Listings of regions and labels:
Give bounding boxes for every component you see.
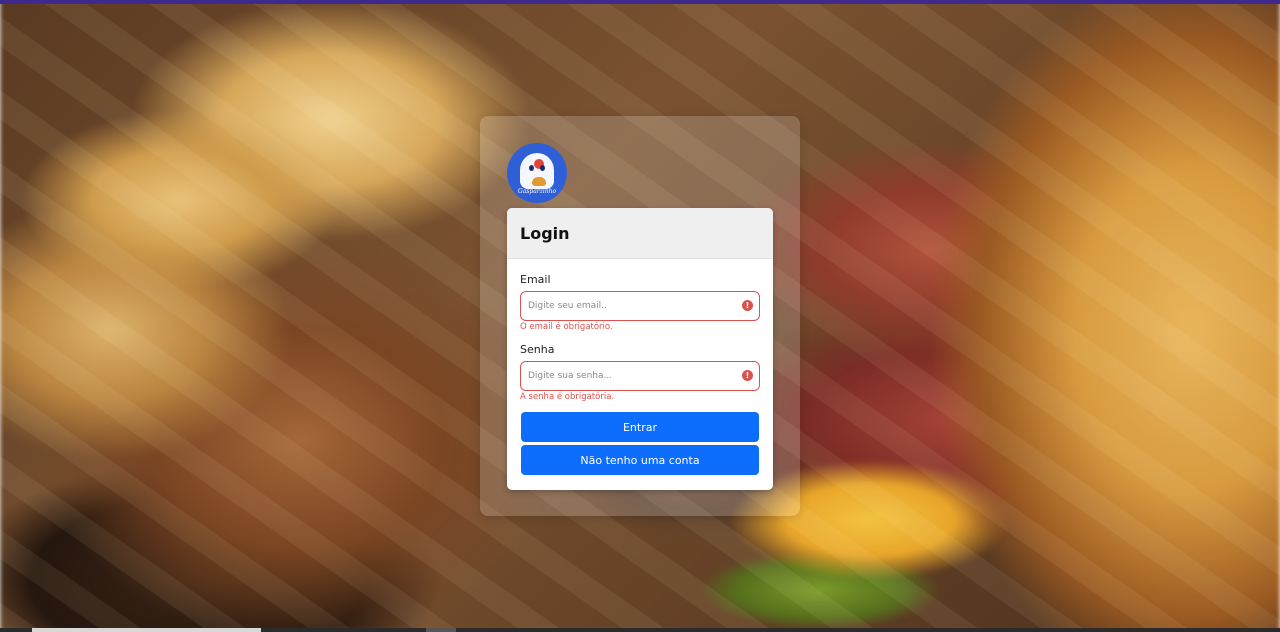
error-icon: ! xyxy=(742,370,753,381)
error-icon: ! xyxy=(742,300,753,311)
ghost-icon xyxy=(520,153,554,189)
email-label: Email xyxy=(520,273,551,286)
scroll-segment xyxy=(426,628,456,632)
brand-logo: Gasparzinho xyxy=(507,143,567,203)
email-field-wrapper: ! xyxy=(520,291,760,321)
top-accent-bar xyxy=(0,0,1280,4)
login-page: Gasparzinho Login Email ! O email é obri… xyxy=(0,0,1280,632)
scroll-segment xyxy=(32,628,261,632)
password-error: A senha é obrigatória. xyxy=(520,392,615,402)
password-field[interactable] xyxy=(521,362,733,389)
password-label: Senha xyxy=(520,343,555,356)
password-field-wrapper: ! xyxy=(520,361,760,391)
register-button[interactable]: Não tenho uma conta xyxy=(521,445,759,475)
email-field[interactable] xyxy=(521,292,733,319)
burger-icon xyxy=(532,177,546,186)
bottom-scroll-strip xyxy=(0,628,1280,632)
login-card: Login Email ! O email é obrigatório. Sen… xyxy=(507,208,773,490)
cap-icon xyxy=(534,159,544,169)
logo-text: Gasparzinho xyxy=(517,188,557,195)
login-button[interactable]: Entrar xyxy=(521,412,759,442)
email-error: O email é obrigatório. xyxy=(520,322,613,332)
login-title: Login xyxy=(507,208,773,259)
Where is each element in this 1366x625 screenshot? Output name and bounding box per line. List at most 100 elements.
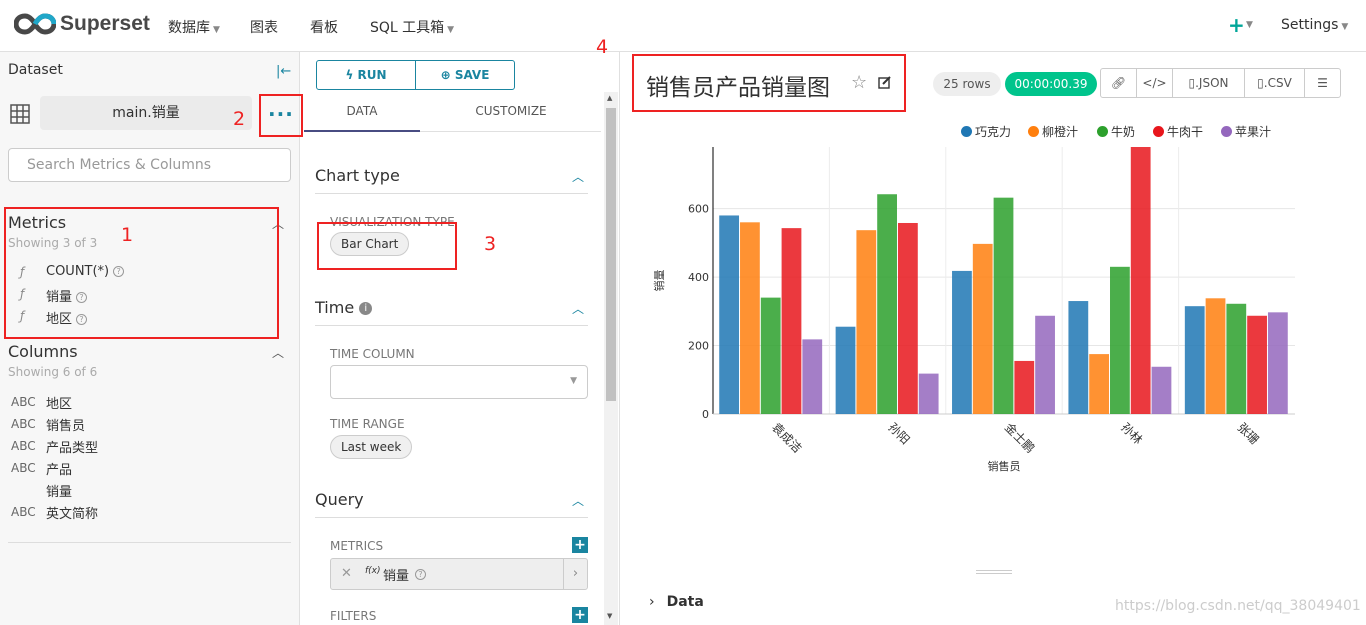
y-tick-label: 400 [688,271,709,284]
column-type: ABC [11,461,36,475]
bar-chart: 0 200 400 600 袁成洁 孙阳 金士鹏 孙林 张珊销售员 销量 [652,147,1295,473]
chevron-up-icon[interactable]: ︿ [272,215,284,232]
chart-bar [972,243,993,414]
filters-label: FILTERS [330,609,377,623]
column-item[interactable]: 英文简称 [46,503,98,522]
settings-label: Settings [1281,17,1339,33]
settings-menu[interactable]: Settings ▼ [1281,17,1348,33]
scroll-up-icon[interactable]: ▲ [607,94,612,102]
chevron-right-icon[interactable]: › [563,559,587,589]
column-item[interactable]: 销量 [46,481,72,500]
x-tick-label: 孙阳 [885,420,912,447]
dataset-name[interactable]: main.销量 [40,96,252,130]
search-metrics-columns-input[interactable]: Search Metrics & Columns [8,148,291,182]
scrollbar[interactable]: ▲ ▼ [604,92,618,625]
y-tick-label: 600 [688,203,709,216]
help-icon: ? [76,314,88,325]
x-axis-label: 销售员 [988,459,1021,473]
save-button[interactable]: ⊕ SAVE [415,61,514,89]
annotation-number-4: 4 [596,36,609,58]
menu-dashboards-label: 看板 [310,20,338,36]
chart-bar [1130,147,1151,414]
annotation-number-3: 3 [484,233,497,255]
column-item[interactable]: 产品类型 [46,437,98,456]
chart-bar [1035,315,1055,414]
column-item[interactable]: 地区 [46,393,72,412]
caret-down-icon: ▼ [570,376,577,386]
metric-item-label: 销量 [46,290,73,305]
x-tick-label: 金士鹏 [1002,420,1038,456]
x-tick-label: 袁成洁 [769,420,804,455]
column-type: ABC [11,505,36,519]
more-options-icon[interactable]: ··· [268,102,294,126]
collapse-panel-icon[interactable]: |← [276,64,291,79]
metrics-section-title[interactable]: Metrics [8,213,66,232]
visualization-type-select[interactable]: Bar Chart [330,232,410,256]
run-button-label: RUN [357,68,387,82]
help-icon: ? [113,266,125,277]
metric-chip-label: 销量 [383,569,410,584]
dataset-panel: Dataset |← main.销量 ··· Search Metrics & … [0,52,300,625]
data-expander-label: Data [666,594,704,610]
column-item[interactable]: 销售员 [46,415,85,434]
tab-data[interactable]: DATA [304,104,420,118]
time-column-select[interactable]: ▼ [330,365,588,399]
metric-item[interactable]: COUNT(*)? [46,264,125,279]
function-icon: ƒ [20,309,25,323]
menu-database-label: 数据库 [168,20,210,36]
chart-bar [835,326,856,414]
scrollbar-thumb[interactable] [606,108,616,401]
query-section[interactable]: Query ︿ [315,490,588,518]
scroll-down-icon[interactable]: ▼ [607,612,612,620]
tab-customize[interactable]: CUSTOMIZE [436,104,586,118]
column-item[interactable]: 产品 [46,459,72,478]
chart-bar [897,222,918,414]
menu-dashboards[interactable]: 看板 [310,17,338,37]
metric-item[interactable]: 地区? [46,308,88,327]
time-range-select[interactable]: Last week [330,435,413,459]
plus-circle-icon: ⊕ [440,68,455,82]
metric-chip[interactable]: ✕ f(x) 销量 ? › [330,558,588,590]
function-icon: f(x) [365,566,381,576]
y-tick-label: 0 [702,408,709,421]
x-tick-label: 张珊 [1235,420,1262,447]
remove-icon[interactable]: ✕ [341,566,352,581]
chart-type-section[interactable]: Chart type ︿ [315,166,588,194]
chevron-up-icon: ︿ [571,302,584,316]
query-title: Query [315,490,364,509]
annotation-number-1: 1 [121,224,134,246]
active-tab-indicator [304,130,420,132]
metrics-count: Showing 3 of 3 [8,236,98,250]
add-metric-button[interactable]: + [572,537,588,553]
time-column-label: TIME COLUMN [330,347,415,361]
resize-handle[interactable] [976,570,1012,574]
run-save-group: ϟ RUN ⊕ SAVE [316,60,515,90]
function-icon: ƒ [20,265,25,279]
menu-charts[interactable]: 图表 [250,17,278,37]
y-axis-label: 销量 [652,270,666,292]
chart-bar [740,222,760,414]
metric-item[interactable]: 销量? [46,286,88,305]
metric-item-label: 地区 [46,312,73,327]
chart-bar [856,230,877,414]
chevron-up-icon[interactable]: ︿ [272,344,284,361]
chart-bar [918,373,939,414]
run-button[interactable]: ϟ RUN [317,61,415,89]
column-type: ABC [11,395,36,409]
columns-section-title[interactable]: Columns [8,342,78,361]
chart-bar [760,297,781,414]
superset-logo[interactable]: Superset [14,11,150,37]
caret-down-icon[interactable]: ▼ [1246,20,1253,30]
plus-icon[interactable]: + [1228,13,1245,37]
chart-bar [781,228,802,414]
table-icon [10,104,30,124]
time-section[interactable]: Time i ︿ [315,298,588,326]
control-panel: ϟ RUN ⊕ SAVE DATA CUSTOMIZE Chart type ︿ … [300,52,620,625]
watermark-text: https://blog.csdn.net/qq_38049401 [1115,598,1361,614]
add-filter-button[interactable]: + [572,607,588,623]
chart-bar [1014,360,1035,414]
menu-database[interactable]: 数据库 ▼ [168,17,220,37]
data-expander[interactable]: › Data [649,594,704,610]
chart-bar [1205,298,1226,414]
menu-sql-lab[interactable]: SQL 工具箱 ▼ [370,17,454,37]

**Exercise description**
Put every line of the material above into a JSON list of strings, one string per line, skipping blank lines and leaving the pictures out.

**The result**
[
  "Give bounding boxes for every component you see.",
  "error-icon: ! xyxy=(742,370,753,381)",
  "error-icon: ! xyxy=(742,300,753,311)",
  "ghost-icon xyxy=(520,153,554,189)",
  "email-label: Email xyxy=(520,273,551,286)",
  "scroll-segment xyxy=(426,628,456,632)",
  "brand-logo: Gasparzinho xyxy=(507,143,567,203)",
  "email-field-wrapper: ! xyxy=(520,291,760,321)",
  "top-accent-bar xyxy=(0,0,1280,4)",
  "login-page: Gasparzinho Login Email ! O email é obri… xyxy=(0,0,1280,632)",
  "scroll-segment xyxy=(32,628,261,632)",
  "password-error: A senha é obrigatória. xyxy=(520,392,615,402)",
  "password-field[interactable] xyxy=(521,362,733,389)",
  "password-label: Senha xyxy=(520,343,555,356)",
  "password-field-wrapper: ! xyxy=(520,361,760,391)",
  "register-button[interactable]: Não tenho uma conta xyxy=(521,445,759,475)",
  "email-field[interactable] xyxy=(521,292,733,319)",
  "burger-icon xyxy=(532,177,546,186)",
  "bottom-scroll-strip xyxy=(0,628,1280,632)",
  "login-card: Login Email ! O email é obrigatório. Sen… xyxy=(507,208,773,490)",
  "cap-icon xyxy=(534,159,544,169)",
  "logo-text: Gasparzinho xyxy=(517,188,557,195)",
  "login-button[interactable]: Entrar xyxy=(521,412,759,442)",
  "email-error: O email é obrigatório. xyxy=(520,322,613,332)",
  "login-title: Login xyxy=(507,208,773,259)",
  "Where is each element in this 1366x625 screenshot? Output name and bounding box per line. List at most 100 elements.",
  "y-tick-label: 400 [688,271,709,284]",
  "column-type: ABC [11,461,36,475]",
  "bar-chart: 0 200 400 600 袁成洁 孙阳 金士鹏 孙林 张珊销售员 销量 [652,147,1295,473]",
  "chevron-up-icon[interactable]: ︿ [272,215,284,232]",
  "chart-bar [972,243,993,414]",
  "filters-label: FILTERS [330,609,377,623]",
  "column-item[interactable]: 英文简称 [46,503,98,522]",
  "settings-label: Settings [1281,17,1339,33]",
  "settings-menu[interactable]: Settings ▼ [1281,17,1348,33]",
  "scroll-up-icon[interactable]: ▲ [607,94,612,102]",
  "chevron-right-icon[interactable]: › [563,559,587,589]",
  "column-item[interactable]: 销量 [46,481,72,500]",
  "x-tick-label: 孙阳 [885,420,912,447]",
  "dataset-name[interactable]: main.销量 [40,96,252,130]",
  "search-metrics-columns-input[interactable]: Search Metrics & Columns [8,148,291,182]",
  "scrollbar[interactable]: ▲ ▼ [604,92,618,625]",
  "y-tick-label: 600 [688,203,709,216]",
  "help-icon: ? [76,314,88,325]",
  "x-axis-label: 销售员 [988,459,1021,473]",
  "save-button[interactable]: ⊕ SAVE [415,61,514,89]",
  "annotation-number-4: 4 [596,36,609,58]",
  "menu-dashboards-label: 看板 [310,20,338,36]",
  "chart-bar [1130,147,1151,414]",
  "annotation-number-3: 3 [484,233,497,255]",
  "column-item[interactable]: 产品类型 [46,437,98,456]",
  "chart-bar [1035,315,1055,414]",
  "column-item[interactable]: 地区 [46,393,72,412]",
  "caret-down-icon: ▼ [570,376,577,386]",
  "metric-item-label: 销量 [46,290,73,305]",
  "x-tick-label: 金士鹏 [1002,420,1038,456]",
  "x-tick-label: 袁成洁 [769,420,804,455]",
  "column-type: ABC [11,505,36,519]",
  "more-options-icon[interactable]: ··· [268,102,294,126]",
  "collapse-panel-icon[interactable]: |← [276,64,291,79]",
  "metrics-section-title[interactable]: Metrics [8,213,66,232]",
  "visualization-type-select[interactable]: Bar Chart [330,232,410,256]",
  "run-button-label: RUN [357,68,387,82]",
  "help-icon: ? [113,266,125,277]",
  "metric-chip-label: 销量 [383,569,410,584]",
  "dataset-panel: Dataset |← main.销量 ··· Search Metrics & … [0,52,300,625]",
  "data-expander-label: Data [666,594,704,610]",
  "column-item[interactable]: 销售员 [46,415,85,434]",
  "tab-data[interactable]: DATA [304,104,420,118]",
  "time-column-select[interactable]: ▼ [330,365,588,399]",
  "metric-item[interactable]: COUNT(*)? [46,264,125,279]",
  "function-icon: ƒ [20,309,25,323]",
  "menu-database-label: 数据库 [168,20,210,36]",
  "chart-bar [835,326,856,414]",
  "scrollbar-thumb[interactable] [606,108,616,401]",
  "query-section[interactable]: Query ︿ [315,490,588,518]",
  "scroll-down-icon[interactable]: ▼ [607,612,612,620]",
  "tab-customize[interactable]: CUSTOMIZE [436,104,586,118]",
  "column-item[interactable]: 产品 [46,459,72,478]",
  "chart-bar [897,222,918,414]",
  "menu-dashboards[interactable]: 看板 [310,17,338,37]",
  "metric-item[interactable]: 地区? [46,308,88,327]",
  "time-range-select[interactable]: Last week [330,435,413,459]",
  "plus-circle-icon: ⊕ [440,68,455,82]",
  "metric-chip[interactable]: ✕ f(x) 销量 ? › [330,558,588,590]",
  "function-icon: f(x) [365,566,381,576]",
  "y-tick-label: 0 [702,408,709,421]",
  "x-tick-label: 张珊 [1235,420,1262,447]",
  "remove-icon[interactable]: ✕ [341,566,352,581]",
  "chart-type-section[interactable]: Chart type ︿ [315,166,588,194]",
  "chevron-up-icon: ︿ [571,302,584,316]",
  "query-title: Query [315,490,364,509]",
  "annotation-number-1: 1 [121,224,134,246]",
  "active-tab-indicator [304,130,420,132]",
  "metrics-count: Showing 3 of 3 [8,236,98,250]",
  "add-metric-button[interactable]: + [572,537,588,553]",
  "time-column-label: TIME COLUMN [330,347,415,361]",
  "resize-handle[interactable] [976,570,1012,574]",
  "run-save-group: ϟ RUN ⊕ SAVE [316,60,515,90]",
  "function-icon: ƒ [20,265,25,279]",
  "menu-charts[interactable]: 图表 [250,17,278,37]",
  "y-axis-label: 销量 [652,270,666,292]",
  "chart-bar [740,222,760,414]",
  "metric-item[interactable]: 销量? [46,286,88,305]",
  "metric-item-label: 地区 [46,312,73,327]",
  "chart-bar [856,230,877,414]",
  "chevron-up-icon[interactable]: ︿ [272,344,284,361]",
  "chart-bar [918,373,939,414]",
  "run-button[interactable]: ϟ RUN [317,61,415,89]",
  "column-type: ABC [11,395,36,409]",
  "columns-section-title[interactable]: Columns [8,342,78,361]",
  "chart-bar [760,297,781,414]",
  "superset-logo[interactable]: Superset [14,11,150,37]",
  "caret-down-icon[interactable]: ▼ [1246,20,1253,30]",
  "plus-icon[interactable]: + [1228,13,1245,37]",
  "chart-bar [781,228,802,414]",
  "table-icon [10,104,30,124]",
  "time-section[interactable]: Time i ︿ [315,298,588,326]",
  "control-panel: ϟ RUN ⊕ SAVE DATA CUSTOMIZE Chart type ︿ … [300,52,620,625]",
  "watermark-text: https://blog.csdn.net/qq_38049401 [1115,598,1361,614]",
  "add-filter-button[interactable]: + [572,607,588,623]",
  "chart-bar [1014,360,1035,414]",
  "menu-database[interactable]: 数据库 ▼ [168,17,220,37]",
  "data-expander[interactable]: › Data [649,594,704,610]",
  "chart-bar [1205,298,1226,414]",
  "menu-sql-lab[interactable]: SQL 工具箱 ▼ [370,17,454,37]"
]